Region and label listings
* Begin *
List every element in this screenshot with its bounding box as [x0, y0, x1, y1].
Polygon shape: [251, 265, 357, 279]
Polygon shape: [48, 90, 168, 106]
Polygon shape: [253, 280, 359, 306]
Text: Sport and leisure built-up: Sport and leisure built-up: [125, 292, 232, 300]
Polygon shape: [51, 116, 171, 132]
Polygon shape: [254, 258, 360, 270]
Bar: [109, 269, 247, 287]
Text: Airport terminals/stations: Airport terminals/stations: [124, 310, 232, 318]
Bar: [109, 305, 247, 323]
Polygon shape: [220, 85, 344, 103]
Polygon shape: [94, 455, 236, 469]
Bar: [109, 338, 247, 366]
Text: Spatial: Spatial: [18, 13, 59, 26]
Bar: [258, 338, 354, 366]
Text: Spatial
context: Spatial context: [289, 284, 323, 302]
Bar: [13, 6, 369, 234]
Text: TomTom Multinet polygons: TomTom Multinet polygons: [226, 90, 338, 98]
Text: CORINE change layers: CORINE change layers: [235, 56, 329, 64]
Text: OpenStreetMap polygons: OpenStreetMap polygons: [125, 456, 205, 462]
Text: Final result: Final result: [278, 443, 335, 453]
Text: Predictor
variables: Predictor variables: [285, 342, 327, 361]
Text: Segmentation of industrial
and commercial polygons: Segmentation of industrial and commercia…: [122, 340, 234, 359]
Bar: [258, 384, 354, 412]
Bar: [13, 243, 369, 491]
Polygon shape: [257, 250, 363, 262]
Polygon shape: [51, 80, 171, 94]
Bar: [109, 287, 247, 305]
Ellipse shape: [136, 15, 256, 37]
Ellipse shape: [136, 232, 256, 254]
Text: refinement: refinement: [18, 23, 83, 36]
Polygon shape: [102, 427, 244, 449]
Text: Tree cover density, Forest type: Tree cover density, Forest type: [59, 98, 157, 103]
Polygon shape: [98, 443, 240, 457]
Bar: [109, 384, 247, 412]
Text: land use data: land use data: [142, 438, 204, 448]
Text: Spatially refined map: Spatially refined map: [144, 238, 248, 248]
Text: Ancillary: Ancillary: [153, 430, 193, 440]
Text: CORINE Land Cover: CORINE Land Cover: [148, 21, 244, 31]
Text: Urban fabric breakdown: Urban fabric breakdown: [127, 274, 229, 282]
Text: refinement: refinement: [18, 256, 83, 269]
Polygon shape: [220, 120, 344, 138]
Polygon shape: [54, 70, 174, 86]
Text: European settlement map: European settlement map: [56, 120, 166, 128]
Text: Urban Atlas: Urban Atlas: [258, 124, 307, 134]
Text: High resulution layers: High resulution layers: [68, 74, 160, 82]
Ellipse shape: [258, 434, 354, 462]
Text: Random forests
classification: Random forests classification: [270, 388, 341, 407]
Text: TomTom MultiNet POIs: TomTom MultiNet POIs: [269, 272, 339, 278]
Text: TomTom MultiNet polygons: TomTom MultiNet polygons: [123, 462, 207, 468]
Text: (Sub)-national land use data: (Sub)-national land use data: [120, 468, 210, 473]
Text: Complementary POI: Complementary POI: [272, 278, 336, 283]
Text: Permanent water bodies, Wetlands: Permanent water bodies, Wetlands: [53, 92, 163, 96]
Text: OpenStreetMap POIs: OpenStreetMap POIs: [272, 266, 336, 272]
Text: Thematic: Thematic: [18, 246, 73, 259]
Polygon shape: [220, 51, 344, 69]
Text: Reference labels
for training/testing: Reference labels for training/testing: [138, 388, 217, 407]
* End *
* Begin *
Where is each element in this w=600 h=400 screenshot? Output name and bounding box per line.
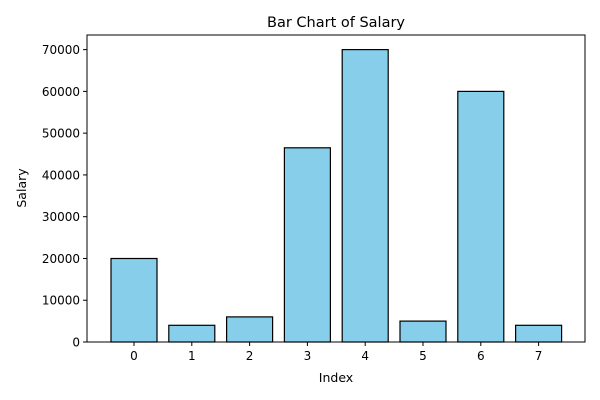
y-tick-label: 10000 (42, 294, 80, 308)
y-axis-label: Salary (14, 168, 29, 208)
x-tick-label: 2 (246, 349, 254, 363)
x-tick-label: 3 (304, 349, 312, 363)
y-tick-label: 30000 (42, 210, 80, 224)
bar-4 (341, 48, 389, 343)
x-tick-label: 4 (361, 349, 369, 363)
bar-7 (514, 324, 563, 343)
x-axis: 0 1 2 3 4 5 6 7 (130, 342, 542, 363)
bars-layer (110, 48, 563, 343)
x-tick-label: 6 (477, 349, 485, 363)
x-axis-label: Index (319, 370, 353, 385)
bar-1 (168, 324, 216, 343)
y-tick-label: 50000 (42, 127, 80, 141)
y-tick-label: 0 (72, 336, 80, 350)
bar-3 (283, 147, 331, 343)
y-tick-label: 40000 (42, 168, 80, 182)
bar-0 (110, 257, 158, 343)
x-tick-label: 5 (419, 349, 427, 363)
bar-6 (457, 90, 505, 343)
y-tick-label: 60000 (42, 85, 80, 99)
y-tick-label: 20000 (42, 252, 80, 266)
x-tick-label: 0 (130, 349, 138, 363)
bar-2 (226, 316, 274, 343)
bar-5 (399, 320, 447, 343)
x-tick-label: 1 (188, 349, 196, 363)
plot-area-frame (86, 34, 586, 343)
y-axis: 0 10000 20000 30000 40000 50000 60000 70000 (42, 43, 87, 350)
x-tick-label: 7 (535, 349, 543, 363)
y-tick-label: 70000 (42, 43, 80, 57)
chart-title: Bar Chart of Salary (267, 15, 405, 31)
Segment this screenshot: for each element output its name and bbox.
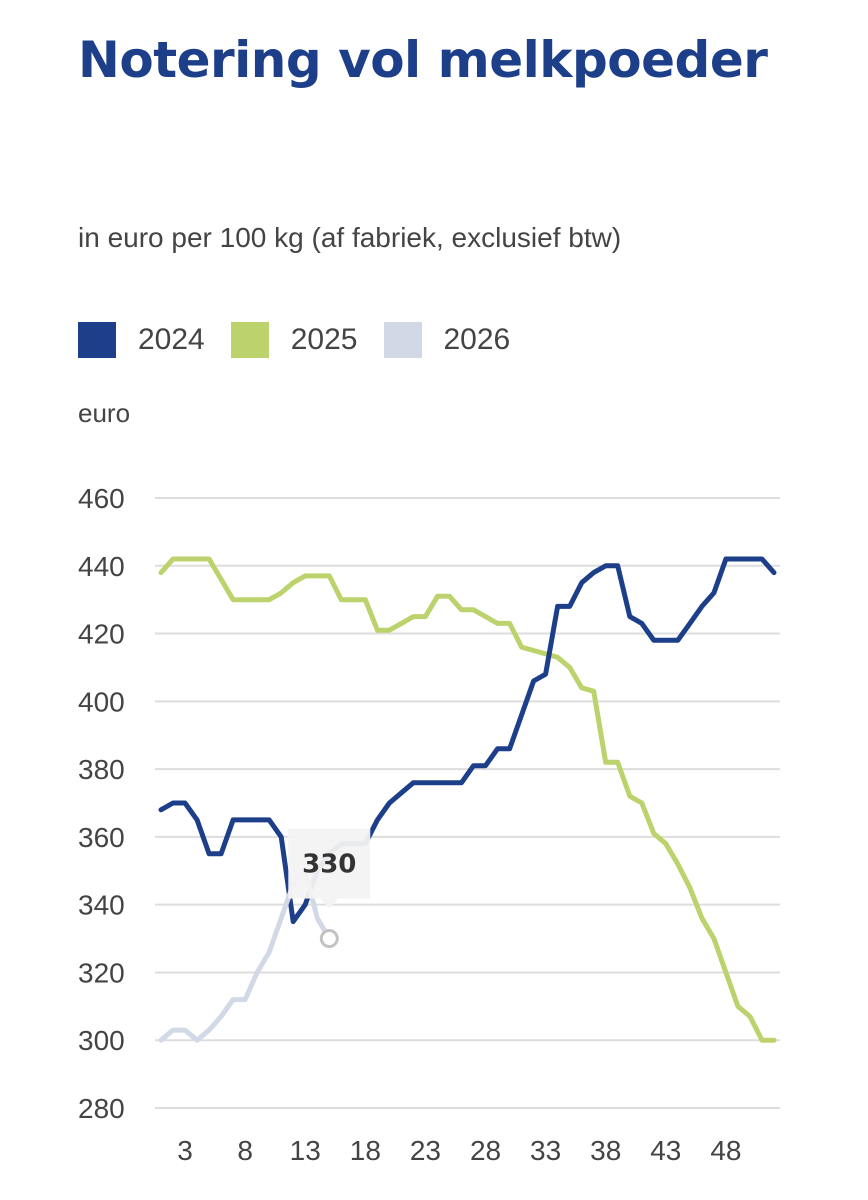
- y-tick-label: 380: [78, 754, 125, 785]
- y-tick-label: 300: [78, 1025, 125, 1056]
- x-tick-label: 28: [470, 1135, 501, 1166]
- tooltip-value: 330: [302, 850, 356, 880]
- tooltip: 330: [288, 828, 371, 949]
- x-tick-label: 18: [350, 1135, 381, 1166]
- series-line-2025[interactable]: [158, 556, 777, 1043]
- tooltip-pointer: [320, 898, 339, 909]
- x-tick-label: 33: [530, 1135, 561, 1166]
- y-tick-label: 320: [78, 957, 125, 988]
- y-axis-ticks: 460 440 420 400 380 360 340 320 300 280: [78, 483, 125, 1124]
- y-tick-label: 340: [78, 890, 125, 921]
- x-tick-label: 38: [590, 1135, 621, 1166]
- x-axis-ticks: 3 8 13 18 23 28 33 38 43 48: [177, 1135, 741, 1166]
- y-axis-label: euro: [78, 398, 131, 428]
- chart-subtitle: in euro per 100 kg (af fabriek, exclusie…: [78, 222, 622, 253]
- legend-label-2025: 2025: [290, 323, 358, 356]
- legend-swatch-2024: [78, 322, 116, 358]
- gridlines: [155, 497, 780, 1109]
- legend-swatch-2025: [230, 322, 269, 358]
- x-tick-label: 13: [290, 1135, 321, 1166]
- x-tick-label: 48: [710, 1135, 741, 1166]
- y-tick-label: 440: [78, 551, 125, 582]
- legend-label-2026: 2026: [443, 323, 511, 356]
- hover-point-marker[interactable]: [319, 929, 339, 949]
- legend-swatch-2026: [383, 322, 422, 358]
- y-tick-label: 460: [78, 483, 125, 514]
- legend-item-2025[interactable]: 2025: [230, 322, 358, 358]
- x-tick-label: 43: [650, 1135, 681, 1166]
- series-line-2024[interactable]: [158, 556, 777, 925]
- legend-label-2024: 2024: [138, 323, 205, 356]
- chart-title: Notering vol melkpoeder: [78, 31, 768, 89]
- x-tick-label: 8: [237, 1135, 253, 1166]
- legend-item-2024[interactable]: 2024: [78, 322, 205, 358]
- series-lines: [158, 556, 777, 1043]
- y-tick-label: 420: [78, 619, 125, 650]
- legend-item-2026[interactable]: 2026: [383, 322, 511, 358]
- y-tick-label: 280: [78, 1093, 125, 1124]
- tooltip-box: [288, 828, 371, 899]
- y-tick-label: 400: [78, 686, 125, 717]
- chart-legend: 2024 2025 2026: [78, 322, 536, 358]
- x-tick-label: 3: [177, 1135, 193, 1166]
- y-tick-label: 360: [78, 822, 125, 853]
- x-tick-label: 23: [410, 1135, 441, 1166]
* End *
◆ The exercise ◆
Reproduce, line for line and unchanged, the records beginning with the line containing "y-tick-label: 10000 (42, 294, 80, 308)" and continuing through the line containing "Segment this screenshot: for".

◆ Answer ◆
y-tick-label: 10000 (42, 294, 80, 308)
y-axis-label: Salary (14, 168, 29, 208)
x-tick-label: 2 (246, 349, 254, 363)
x-tick-label: 3 (304, 349, 312, 363)
y-tick-label: 30000 (42, 210, 80, 224)
bar-4 (341, 48, 389, 343)
x-tick-label: 4 (361, 349, 369, 363)
bar-7 (514, 324, 563, 343)
x-axis: 0 1 2 3 4 5 6 7 (130, 342, 542, 363)
bars-layer (110, 48, 563, 343)
x-tick-label: 6 (477, 349, 485, 363)
x-axis-label: Index (319, 370, 353, 385)
bar-1 (168, 324, 216, 343)
y-tick-label: 50000 (42, 127, 80, 141)
y-tick-label: 0 (72, 336, 80, 350)
bar-3 (283, 147, 331, 343)
y-tick-label: 40000 (42, 168, 80, 182)
bar-0 (110, 257, 158, 343)
x-tick-label: 5 (419, 349, 427, 363)
bar-6 (457, 90, 505, 343)
y-tick-label: 60000 (42, 85, 80, 99)
y-tick-label: 20000 (42, 252, 80, 266)
x-tick-label: 0 (130, 349, 138, 363)
bar-2 (226, 316, 274, 343)
bar-5 (399, 320, 447, 343)
x-tick-label: 1 (188, 349, 196, 363)
plot-area-frame (86, 34, 586, 343)
y-axis: 0 10000 20000 30000 40000 50000 60000 70000 (42, 43, 87, 350)
x-tick-label: 7 (535, 349, 543, 363)
y-tick-label: 70000 (42, 43, 80, 57)
chart-title: Bar Chart of Salary (267, 15, 405, 31)
Segment this screenshot: for each element output its name and bbox.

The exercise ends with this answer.